- [SET TASK A]:
In the excerpt below, rewrite the paragraph beginning "However, the web site imposes draconian limits" as a short bulleted list that keeps its main facts.
- [SET TASK B]:
According to the excerpt below, how many images does the SmithsonianImages.SI.Edu repository hold?
- [SET TASK C]:
Using the excerpt below, explain why the purchase price of the website's materials could soon become a tax deduction for those who file US tax returns.

The website explains on their About Us page that they have recently applied for non-profit status with the IRS, so soon the purchase price of these materials could become a tax deduction for those who file US Tax Returns. They feature materials from 54 different US Federal agencies – from the Fish and Wildlife Service to the IRS. There are materials on the Environment, Public Health, Flying and many more.

But that isn’t all they are tackling – back in May they issued a message to The Internet discussing their attitude toward (and frustration with) the Smithsonian Images website. It begins:

We write to you today on the subject of SmithsonianImages.SI.Edu, a government ecommerce site built on a repository of 6,288 images of national significance. The site is breathtaking in scope, with imagery ranging from the historic cyanotypes of Edward Muybridge to historic photos from aviation, natural history, and many other fields. If the Smithsonian Institution is our attic, these photos are our collective scrapbook.

However, the web site imposes draconian limits on the use of this imagery. The site includes a copyright notice that to the layman would certainly discourage any use of the imagery. While personal, non-commercial use is purportedly allowed, it requires a half-dozen clicks before the user is allowed to download a low-resolution, watermarked image. An image without the watermark and at sufficient resolution to be useful requires a hefty fee, manual approval by the Smithsonian staff, and the resulting invoice specifically prohibits any further use without permission.

- [STORED DATA]:

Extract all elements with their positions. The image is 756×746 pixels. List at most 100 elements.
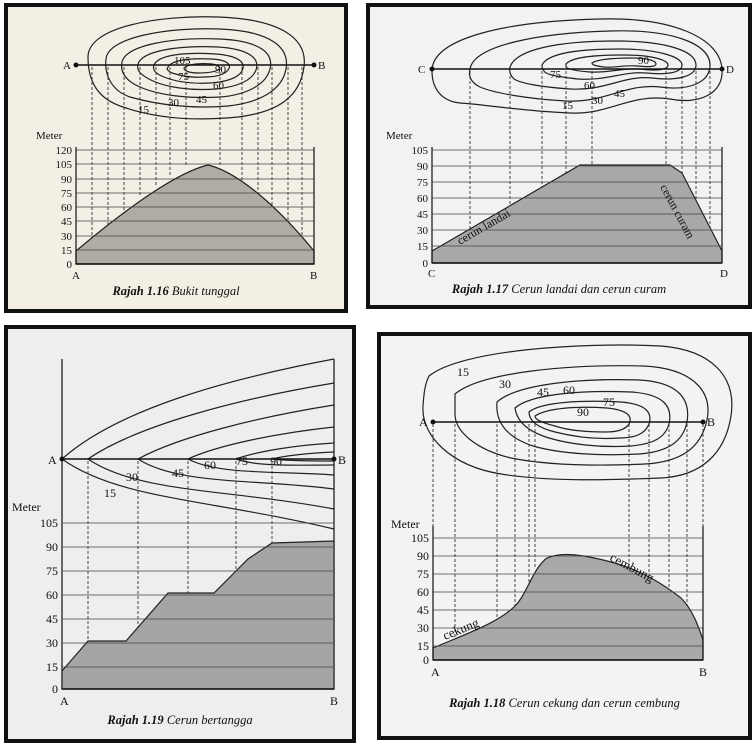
contour-label: 90 — [215, 64, 227, 76]
profile-start-label: C — [428, 268, 435, 280]
y-tick: 45 — [46, 612, 58, 626]
contour-map — [431, 18, 723, 114]
contour-label: 30 — [592, 95, 604, 107]
axis-title: Meter — [36, 130, 63, 142]
caption-number: Rajah 1.16 — [112, 284, 169, 298]
contour-label: 60 — [584, 80, 596, 92]
contour-label: 90 — [270, 454, 282, 468]
contour-label: 15 — [104, 486, 116, 500]
contour-label: 15 — [457, 365, 469, 379]
contour-label: 75 — [550, 69, 562, 81]
y-tick: 105 — [411, 531, 429, 545]
y-tick: 0 — [423, 653, 429, 667]
figure-1-16-diagram: 15 30 45 60 75 90 105 A B — [36, 16, 325, 282]
contour-label: 30 — [168, 97, 180, 109]
y-axis-ticks: 120 105 90 75 60 45 30 15 0 — [56, 145, 73, 271]
contour-labels: 15 30 45 60 75 90 — [457, 365, 615, 419]
axis-title: Meter — [386, 130, 413, 142]
projection-lines — [469, 71, 711, 237]
cross-section-profile — [75, 164, 315, 265]
contour-map — [422, 344, 733, 481]
y-tick: 0 — [67, 259, 73, 271]
section-start-label: A — [63, 60, 71, 72]
y-tick: 90 — [61, 174, 73, 186]
figure-1-18: 15 30 45 60 75 90 A B cekung — [377, 332, 752, 740]
y-tick: 90 — [417, 161, 429, 173]
contour-label: 60 — [213, 80, 225, 92]
figure-1-18-diagram: 15 30 45 60 75 90 A B cekung — [391, 344, 733, 679]
contour-label: 75 — [178, 71, 190, 83]
y-axis-ticks: 105 90 75 60 45 30 15 0 — [411, 531, 429, 667]
y-tick: 105 — [412, 145, 429, 157]
contour-label: 60 — [563, 383, 575, 397]
profile-start-label: A — [72, 270, 80, 282]
contour-label: 60 — [204, 458, 216, 472]
contour-label: 15 — [138, 104, 150, 116]
y-tick: 75 — [417, 177, 429, 189]
figure-caption: Rajah 1.17 Cerun landai dan cerun curam — [370, 282, 748, 297]
caption-number: Rajah 1.19 — [107, 713, 164, 727]
y-tick: 120 — [56, 145, 73, 157]
y-tick: 75 — [417, 567, 429, 581]
y-tick: 105 — [40, 516, 58, 530]
y-tick: 15 — [417, 639, 429, 653]
contour-label: 105 — [174, 55, 191, 67]
figure-1-19-diagram: 15 30 45 60 75 90 A B Meter 105 90 — [12, 358, 346, 708]
y-tick: 15 — [417, 241, 429, 253]
section-start-label: A — [48, 453, 57, 467]
contour-labels: 15 30 45 60 75 90 105 — [138, 55, 227, 116]
projection-lines — [91, 67, 303, 247]
profile-start-label: A — [60, 694, 69, 708]
y-tick: 60 — [61, 202, 73, 214]
contour-label: 45 — [614, 88, 626, 100]
y-tick: 45 — [417, 603, 429, 617]
y-tick: 0 — [52, 682, 58, 696]
contour-label: 15 — [562, 100, 574, 112]
gridlines — [432, 149, 722, 247]
y-tick: 60 — [46, 588, 58, 602]
y-tick: 15 — [46, 660, 58, 674]
figure-caption: Rajah 1.18 Cerun cekung dan cerun cembun… — [381, 696, 748, 711]
contour-map — [87, 16, 305, 120]
section-end-label: B — [707, 415, 715, 429]
y-tick: 30 — [417, 621, 429, 635]
y-tick: 60 — [417, 585, 429, 599]
contour-label: 30 — [126, 470, 138, 484]
y-tick: 90 — [417, 549, 429, 563]
contour-label: 45 — [172, 466, 184, 480]
profile-start-label: A — [431, 665, 440, 679]
axis-title: Meter — [12, 500, 41, 514]
figure-1-17-diagram: 15 30 45 60 75 90 C D cerun landai c — [386, 18, 734, 280]
y-tick: 45 — [61, 216, 73, 228]
y-tick: 75 — [46, 564, 58, 578]
y-tick: 105 — [56, 159, 73, 171]
caption-text: Cerun bertangga — [166, 713, 253, 727]
figure-1-19: 15 30 45 60 75 90 A B Meter 105 90 — [4, 325, 356, 743]
figure-caption: Rajah 1.16 Bukit tunggal — [8, 284, 344, 299]
cross-section-profile — [432, 553, 704, 661]
caption-number: Rajah 1.18 — [449, 696, 506, 710]
y-tick: 30 — [61, 231, 73, 243]
contour-label: 45 — [196, 94, 208, 106]
section-end-label: D — [726, 64, 734, 76]
y-axis-ticks: 105 90 75 60 45 30 15 0 — [40, 516, 58, 696]
profile-end-label: B — [699, 665, 707, 679]
contour-label: 90 — [638, 55, 650, 67]
caption-number: Rajah 1.17 — [451, 282, 509, 296]
caption-text: Cerun cekung dan cerun cembung — [508, 696, 680, 710]
figure-1-17: 15 30 45 60 75 90 C D cerun landai c — [366, 3, 752, 309]
y-tick: 30 — [417, 225, 429, 237]
gridlines — [62, 522, 334, 668]
profile-end-label: D — [720, 268, 728, 280]
section-end-label: B — [318, 60, 325, 72]
y-tick: 0 — [423, 258, 429, 270]
axis-title: Meter — [391, 517, 420, 531]
contour-labels: 15 30 45 60 75 90 — [550, 55, 650, 112]
section-end-label: B — [338, 453, 346, 467]
y-tick: 30 — [46, 636, 58, 650]
figure-1-16: 15 30 45 60 75 90 105 A B — [4, 3, 348, 313]
y-axis-ticks: 105 90 75 60 45 30 15 0 — [412, 145, 429, 270]
gridlines — [433, 537, 703, 647]
section-start-label: C — [418, 64, 425, 76]
contour-label: 75 — [603, 395, 615, 409]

- [EXERCISE RESPONSE A]:
- The Smithsonian Images site puts draconian limits on using its imagery.
- Its copyright notice would certainly discourage a layman from using any of the images.
- Personal, non-commercial use is purportedly allowed, but a user needs a half-dozen clicks to download a low-resolution, watermarked image.
- A useful image without the watermark requires a hefty fee and manual approval by Smithsonian staff.
- The resulting invoice prohibits any further use without permission.

- [EXERCISE RESPONSE B]:
6,288 images.

- [EXERCISE RESPONSE C]:
The website has recently applied to the IRS for non-profit status. If that status is granted, buyers who file US tax returns could deduct what they pay for the materials.